Cour d’appel de Douai, le 20 octobre 2011, n°11/00759

La Cour d’appel de Douai, dans un arrêt du 20 octobre 2011, se prononce sur la fixation d’une pension alimentaire due par un père à sa fille. Les parents, anciens concubins, ont un enfant commun. La mère avait initialement obtenu du juge aux affaires familiales de Valenciennes, par jugement du 4 janvier 2011, une pension mensuelle de 165 euros. Le père, faisant appel, sollicite la réduction de cette somme à 100 euros. La Cour, statuant par défaut, fait droit à sa demande.

La question de droit posée est celle de la détermination concrète du montant de la pension alimentaire due par un parent à son enfant. Elle invite à préciser la manière dont les juges apprécient les besoins de l’enfant et les facultés contributives des parents, notamment lorsque l’un d’eux vit en couple avec une nouvelle personne.

La Cour d’appel retient la proposition du père et réduit la pension à 100 euros mensuels. Elle motive sa décision par une analyse comparative des situations respectives. Elle relève que « les parents doivent l’un et l’autre contribuer à l’entretien et à l’éducation de leur enfant commun au regard des besoins de celui-ci et en fonction de leurs facultés respectives ». L’arrêt opère ainsi une pondération des ressources et charges de chaque parent pour parvenir à un montant équitable.

=== DONNÉES ÉTUDIÉES ===
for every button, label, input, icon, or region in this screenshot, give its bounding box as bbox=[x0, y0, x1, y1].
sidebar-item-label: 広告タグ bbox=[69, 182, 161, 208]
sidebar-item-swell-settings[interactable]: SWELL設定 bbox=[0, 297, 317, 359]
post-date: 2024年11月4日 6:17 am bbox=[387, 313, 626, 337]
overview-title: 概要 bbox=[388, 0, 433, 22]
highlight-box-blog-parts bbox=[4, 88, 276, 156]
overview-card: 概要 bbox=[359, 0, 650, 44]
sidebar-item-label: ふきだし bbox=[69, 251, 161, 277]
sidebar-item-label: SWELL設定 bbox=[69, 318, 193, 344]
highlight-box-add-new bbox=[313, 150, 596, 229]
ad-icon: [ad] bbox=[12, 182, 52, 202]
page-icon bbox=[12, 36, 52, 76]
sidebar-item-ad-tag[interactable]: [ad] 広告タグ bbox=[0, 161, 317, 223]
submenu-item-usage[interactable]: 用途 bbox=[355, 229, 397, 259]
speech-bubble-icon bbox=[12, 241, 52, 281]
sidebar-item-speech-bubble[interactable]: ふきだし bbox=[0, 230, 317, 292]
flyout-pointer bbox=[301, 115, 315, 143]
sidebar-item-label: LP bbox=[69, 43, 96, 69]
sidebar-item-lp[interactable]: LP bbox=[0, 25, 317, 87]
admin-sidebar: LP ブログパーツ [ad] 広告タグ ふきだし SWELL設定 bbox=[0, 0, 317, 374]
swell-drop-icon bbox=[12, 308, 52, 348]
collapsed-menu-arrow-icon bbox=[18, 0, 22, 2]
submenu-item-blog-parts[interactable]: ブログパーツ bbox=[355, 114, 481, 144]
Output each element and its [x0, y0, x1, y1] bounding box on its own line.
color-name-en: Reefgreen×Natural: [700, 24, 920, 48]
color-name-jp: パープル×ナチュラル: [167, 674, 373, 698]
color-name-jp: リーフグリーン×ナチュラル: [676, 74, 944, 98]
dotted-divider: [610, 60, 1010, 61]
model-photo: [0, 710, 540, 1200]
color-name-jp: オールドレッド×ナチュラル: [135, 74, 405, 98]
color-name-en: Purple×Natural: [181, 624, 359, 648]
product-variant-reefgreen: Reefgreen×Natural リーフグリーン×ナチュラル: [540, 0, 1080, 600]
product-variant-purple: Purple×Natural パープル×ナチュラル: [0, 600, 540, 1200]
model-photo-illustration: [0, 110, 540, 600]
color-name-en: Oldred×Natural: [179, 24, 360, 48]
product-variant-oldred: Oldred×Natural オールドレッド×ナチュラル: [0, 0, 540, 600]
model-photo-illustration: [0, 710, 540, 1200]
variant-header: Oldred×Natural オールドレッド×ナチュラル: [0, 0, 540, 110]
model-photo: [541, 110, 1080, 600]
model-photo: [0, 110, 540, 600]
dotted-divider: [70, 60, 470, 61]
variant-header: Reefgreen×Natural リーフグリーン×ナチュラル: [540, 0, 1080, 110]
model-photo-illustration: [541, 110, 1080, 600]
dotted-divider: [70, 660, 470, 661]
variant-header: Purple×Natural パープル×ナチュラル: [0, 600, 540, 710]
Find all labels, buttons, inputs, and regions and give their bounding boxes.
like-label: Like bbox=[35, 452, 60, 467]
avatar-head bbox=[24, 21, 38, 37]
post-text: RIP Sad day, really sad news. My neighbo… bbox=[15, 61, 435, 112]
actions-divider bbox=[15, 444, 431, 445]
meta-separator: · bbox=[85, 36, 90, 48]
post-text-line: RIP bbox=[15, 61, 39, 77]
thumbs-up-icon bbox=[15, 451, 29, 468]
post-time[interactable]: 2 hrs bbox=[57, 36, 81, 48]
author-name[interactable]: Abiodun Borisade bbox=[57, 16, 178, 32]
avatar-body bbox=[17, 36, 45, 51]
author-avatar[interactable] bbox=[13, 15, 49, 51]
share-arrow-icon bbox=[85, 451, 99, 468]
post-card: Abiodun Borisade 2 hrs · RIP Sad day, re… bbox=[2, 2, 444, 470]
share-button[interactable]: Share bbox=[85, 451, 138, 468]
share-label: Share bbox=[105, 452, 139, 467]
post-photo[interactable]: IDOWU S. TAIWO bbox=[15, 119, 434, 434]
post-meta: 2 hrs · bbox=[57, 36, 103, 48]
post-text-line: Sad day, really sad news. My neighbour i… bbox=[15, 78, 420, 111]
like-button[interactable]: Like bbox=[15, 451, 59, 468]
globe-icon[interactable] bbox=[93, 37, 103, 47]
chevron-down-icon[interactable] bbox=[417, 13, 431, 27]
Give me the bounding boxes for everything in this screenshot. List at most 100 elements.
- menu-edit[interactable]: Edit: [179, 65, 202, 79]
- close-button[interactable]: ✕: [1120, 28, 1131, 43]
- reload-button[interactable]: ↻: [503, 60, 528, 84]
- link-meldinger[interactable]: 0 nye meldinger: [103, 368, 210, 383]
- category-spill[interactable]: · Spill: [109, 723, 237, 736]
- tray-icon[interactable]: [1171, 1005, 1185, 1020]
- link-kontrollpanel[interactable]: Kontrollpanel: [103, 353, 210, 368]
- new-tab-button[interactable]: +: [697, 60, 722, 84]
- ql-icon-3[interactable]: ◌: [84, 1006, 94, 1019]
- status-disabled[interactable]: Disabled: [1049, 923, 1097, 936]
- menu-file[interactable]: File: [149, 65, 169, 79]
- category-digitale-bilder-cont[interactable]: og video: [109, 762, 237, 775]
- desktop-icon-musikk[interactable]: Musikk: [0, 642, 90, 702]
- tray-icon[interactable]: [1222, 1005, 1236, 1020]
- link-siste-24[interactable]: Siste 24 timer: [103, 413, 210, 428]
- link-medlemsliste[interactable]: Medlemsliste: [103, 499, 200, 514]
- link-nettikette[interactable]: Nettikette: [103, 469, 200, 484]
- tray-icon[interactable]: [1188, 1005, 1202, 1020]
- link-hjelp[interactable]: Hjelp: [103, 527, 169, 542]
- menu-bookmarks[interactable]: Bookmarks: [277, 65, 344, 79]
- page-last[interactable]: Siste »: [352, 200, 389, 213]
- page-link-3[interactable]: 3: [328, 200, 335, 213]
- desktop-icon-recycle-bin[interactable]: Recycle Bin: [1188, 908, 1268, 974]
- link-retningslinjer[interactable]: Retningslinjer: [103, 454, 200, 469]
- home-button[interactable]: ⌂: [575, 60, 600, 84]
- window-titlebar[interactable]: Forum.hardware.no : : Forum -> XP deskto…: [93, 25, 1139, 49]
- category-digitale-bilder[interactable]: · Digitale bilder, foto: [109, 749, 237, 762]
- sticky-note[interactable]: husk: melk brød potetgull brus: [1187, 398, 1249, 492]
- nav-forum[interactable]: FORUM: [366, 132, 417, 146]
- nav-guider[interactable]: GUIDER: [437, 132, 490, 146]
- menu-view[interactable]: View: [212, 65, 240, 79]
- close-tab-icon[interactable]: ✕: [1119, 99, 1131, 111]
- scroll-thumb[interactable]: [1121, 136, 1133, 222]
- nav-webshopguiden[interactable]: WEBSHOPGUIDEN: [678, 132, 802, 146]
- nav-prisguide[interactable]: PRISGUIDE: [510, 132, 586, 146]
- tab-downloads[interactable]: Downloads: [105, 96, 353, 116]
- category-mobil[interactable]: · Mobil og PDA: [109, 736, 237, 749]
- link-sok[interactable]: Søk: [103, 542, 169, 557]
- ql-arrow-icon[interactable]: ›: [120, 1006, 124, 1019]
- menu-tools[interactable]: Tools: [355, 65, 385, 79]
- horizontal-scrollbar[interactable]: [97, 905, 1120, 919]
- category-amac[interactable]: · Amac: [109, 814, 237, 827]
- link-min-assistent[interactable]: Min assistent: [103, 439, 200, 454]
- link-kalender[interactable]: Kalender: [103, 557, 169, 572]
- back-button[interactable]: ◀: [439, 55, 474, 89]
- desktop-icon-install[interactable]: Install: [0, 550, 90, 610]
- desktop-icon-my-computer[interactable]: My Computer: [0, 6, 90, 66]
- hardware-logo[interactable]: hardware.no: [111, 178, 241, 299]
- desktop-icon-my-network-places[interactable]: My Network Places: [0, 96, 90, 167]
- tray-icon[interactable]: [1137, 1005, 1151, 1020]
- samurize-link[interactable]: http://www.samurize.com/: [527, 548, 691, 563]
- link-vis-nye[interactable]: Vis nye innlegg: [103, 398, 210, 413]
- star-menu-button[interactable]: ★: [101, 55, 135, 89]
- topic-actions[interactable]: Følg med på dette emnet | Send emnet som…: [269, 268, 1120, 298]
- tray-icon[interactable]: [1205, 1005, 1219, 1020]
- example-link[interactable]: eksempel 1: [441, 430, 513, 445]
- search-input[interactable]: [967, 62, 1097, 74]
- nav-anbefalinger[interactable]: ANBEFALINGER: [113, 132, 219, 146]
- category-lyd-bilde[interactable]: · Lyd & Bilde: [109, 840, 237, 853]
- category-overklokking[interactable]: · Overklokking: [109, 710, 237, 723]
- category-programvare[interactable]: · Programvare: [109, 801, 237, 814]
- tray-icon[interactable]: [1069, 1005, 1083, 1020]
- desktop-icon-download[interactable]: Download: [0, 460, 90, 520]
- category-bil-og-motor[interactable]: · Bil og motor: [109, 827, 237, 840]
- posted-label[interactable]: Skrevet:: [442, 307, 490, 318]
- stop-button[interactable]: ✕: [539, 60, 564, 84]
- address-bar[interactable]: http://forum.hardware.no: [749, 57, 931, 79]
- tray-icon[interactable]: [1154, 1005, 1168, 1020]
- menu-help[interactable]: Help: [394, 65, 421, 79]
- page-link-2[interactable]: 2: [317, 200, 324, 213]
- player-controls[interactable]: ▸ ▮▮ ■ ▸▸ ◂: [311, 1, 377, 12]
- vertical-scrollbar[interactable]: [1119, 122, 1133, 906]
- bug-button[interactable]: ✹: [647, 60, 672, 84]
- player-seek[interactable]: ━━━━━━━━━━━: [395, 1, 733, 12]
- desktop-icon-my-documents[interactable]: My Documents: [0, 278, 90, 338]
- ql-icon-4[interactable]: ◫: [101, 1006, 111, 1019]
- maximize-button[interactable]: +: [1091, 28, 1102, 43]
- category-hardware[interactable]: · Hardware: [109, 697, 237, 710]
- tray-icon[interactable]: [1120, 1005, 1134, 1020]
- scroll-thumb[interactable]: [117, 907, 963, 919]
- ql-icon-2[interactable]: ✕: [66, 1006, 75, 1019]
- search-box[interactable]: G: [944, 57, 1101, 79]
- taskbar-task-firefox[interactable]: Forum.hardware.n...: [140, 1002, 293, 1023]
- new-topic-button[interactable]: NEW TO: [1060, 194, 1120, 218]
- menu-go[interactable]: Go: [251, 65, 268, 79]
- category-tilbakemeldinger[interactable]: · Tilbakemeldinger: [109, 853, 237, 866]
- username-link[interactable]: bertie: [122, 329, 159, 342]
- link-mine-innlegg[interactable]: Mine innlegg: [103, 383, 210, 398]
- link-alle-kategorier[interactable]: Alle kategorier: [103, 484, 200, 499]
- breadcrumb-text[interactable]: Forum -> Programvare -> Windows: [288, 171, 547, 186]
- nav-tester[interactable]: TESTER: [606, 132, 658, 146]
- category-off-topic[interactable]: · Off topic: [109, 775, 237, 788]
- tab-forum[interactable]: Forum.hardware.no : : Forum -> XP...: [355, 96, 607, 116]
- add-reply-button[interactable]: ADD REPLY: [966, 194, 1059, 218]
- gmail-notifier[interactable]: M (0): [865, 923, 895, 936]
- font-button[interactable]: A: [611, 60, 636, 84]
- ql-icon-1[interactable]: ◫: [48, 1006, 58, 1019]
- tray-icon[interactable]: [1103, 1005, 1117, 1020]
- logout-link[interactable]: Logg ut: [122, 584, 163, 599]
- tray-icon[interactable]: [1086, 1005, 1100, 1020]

=== AVEC CES INFORMATIONS ===
1: Dans le texte sur la pension alimentaire, quelle somme mensuelle le juge aux affaires familiales de Valenciennes avait-il d'abord accordée à la mère ?
2: Poursuivez le texte sur la pension alimentaire après sa dernière phrase.
Ces enregistrements n'ont aucun lien avec le texte sur la pension alimentaire.

=== EXERCICES CORRIGÉS ===
1: Une pension de 165 euros par mois.

2:
**I. La réaffirmation du principe de proportionnalité dans la fixation de la pension**

L’arrêt applique strictement le critère légal de l’article 371-2 du Code civil. La contribution est fixée en fonction d’un double élément : les besoins de l’enfant et les facultés des parents. La Cour procède à un examen détaillé des ressources et charges du père. Elle note l’absence de justification précise de ses ressources pour l’année 2011, mais retient son salaire mensuel net moyen de 1 669 euros établi pour 2010. Surtout, elle prend en compte ses charges importantes, notamment deux prêts représentant une échéance mensuelle de 1 097 euros. Elle considère aussi la situation financière difficile de sa nouvelle concubine, au chômage. L’analyse des facultés de la mère est plus succincte, la Cour constatant le défaut de preuves récentes sur sa situation matérielle. Elle écarte l’argument d’une contribution potentielle du nouveau mari, sans autre développement. Le raisonnement montre que la charge de la preuve des ressources incombe à chaque parent. L’absence de production suffisante par la mère pèse dans l’appréciation globale.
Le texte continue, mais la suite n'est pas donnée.